*What you should do*: Copy the lines of the records verbatim, beginning with the line containing "tree-collapse-icon[interactable] [442,125,451,135]" and continuing through the line containing "keyword-hscroll-track[interactable] [39,411,376,427]".

*Dataset rows*:
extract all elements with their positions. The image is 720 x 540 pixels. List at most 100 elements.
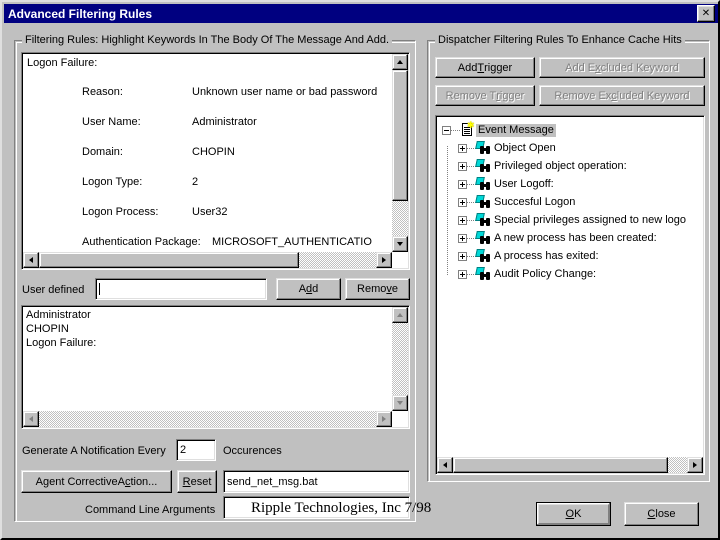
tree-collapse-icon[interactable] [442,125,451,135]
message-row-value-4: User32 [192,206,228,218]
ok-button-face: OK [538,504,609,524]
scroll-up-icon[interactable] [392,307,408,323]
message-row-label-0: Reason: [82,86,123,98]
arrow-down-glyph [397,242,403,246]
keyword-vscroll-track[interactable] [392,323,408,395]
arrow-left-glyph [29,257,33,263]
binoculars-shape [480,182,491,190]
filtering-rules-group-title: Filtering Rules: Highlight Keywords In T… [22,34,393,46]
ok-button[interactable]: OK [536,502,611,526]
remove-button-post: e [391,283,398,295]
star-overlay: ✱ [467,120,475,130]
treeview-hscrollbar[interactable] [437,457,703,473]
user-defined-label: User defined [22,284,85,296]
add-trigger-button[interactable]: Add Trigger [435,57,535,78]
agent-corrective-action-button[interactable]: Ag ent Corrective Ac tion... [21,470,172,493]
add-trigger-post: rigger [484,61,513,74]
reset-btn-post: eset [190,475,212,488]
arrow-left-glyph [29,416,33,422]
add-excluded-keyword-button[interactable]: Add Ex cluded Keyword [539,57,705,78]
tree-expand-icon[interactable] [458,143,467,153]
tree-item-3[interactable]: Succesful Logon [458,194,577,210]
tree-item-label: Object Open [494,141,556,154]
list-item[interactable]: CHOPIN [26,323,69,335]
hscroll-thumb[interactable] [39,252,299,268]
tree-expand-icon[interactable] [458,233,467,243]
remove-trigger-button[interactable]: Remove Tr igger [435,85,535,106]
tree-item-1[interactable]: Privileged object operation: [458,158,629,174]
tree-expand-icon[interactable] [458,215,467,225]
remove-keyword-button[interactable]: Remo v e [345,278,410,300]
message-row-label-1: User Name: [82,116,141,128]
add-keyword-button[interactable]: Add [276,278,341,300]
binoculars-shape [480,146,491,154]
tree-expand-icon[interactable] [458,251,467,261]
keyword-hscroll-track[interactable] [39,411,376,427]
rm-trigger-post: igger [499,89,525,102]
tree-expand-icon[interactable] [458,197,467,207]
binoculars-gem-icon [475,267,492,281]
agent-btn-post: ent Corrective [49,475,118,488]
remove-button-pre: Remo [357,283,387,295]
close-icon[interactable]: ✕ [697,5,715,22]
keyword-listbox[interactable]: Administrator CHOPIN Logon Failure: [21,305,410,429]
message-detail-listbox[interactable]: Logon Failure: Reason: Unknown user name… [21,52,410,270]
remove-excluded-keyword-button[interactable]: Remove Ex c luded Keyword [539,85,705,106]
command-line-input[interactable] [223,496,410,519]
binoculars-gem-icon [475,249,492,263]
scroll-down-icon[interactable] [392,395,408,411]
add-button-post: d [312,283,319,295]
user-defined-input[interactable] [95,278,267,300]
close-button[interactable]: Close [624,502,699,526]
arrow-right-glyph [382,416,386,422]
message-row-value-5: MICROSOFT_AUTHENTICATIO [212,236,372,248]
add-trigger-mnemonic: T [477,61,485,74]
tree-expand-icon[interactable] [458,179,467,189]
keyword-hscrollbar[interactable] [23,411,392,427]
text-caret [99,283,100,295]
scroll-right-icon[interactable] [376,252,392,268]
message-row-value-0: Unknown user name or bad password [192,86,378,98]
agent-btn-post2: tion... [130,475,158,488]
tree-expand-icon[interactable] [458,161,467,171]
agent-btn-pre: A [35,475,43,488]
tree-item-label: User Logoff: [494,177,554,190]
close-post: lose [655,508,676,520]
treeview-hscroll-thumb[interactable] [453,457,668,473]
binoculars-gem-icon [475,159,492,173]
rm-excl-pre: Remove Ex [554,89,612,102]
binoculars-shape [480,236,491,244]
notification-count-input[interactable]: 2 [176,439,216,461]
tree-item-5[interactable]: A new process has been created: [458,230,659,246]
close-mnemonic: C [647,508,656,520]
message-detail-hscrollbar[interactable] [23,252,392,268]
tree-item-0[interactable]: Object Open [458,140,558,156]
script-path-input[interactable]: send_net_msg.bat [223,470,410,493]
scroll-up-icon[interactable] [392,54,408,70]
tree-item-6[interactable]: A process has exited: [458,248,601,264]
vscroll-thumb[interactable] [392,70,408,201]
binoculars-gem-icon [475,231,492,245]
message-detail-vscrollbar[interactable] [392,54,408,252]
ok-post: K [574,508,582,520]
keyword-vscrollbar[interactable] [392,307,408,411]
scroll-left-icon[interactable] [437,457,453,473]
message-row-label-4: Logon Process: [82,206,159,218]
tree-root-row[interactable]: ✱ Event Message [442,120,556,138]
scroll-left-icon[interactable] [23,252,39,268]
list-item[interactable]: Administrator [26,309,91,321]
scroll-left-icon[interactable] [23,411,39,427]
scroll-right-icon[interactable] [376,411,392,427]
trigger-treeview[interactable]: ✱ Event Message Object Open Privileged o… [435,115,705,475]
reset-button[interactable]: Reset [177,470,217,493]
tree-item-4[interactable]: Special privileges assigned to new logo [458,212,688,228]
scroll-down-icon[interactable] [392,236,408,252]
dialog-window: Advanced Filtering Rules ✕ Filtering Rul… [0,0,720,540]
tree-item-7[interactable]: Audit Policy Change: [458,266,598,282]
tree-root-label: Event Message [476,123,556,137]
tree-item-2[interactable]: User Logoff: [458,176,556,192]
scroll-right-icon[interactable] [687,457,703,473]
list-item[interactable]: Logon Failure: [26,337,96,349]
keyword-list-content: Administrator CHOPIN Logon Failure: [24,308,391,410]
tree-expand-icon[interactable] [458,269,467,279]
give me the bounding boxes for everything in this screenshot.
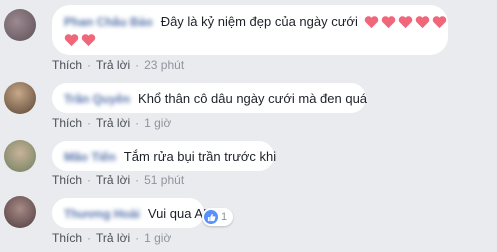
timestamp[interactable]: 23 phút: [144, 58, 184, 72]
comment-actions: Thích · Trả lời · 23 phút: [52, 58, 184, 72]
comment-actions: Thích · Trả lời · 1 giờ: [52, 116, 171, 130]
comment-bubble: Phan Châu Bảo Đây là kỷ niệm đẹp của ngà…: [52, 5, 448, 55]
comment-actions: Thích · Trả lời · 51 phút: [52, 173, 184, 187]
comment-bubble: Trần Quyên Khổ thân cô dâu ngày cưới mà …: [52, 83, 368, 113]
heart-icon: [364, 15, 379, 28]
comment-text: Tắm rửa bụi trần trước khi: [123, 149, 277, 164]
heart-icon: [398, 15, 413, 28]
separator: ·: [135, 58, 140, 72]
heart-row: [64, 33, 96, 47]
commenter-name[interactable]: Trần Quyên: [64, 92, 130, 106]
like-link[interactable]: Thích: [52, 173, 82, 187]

*Written solution*:
tree-collapse-icon[interactable] [442,125,451,135]
message-row-value-4: User32 [192,206,228,218]
ok-button-face: OK [538,504,609,524]
scroll-up-icon[interactable] [392,307,408,323]
message-row-label-0: Reason: [82,86,123,98]
arrow-down-glyph [397,242,403,246]
keyword-vscroll-track[interactable] [392,323,408,395]
arrow-left-glyph [29,257,33,263]
binoculars-shape [480,182,491,190]
filtering-rules-group-title: Filtering Rules: Highlight Keywords In T… [22,34,393,46]
ok-button[interactable]: OK [536,502,611,526]
remove-button-post: e [391,283,398,295]
star-overlay: ✱ [467,120,475,130]
treeview-hscrollbar[interactable] [437,457,703,473]
user-defined-label: User defined [22,284,85,296]
add-trigger-button[interactable]: Add Trigger [435,57,535,78]
agent-corrective-action-button[interactable]: Ag ent Corrective Ac tion... [21,470,172,493]
add-trigger-post: rigger [484,61,513,74]
reset-btn-post: eset [190,475,212,488]
arrow-left-glyph [29,416,33,422]
add-excluded-keyword-button[interactable]: Add Ex cluded Keyword [539,57,705,78]
tree-expand-icon[interactable] [458,143,467,153]
tree-item-3[interactable]: Succesful Logon [458,194,577,210]
tree-item-label: Object Open [494,141,556,154]
list-item[interactable]: CHOPIN [26,323,69,335]
hscroll-thumb[interactable] [39,252,299,268]
tree-expand-icon[interactable] [458,233,467,243]
remove-trigger-button[interactable]: Remove Tr igger [435,85,535,106]
tree-item-1[interactable]: Privileged object operation: [458,158,629,174]
tree-expand-icon[interactable] [458,215,467,225]
remove-keyword-button[interactable]: Remo v e [345,278,410,300]
message-row-label-1: User Name: [82,116,141,128]
add-keyword-button[interactable]: Add [276,278,341,300]
binoculars-shape [480,146,491,154]
tree-expand-icon[interactable] [458,251,467,261]
keyword-hscroll-track[interactable] [39,411,376,427]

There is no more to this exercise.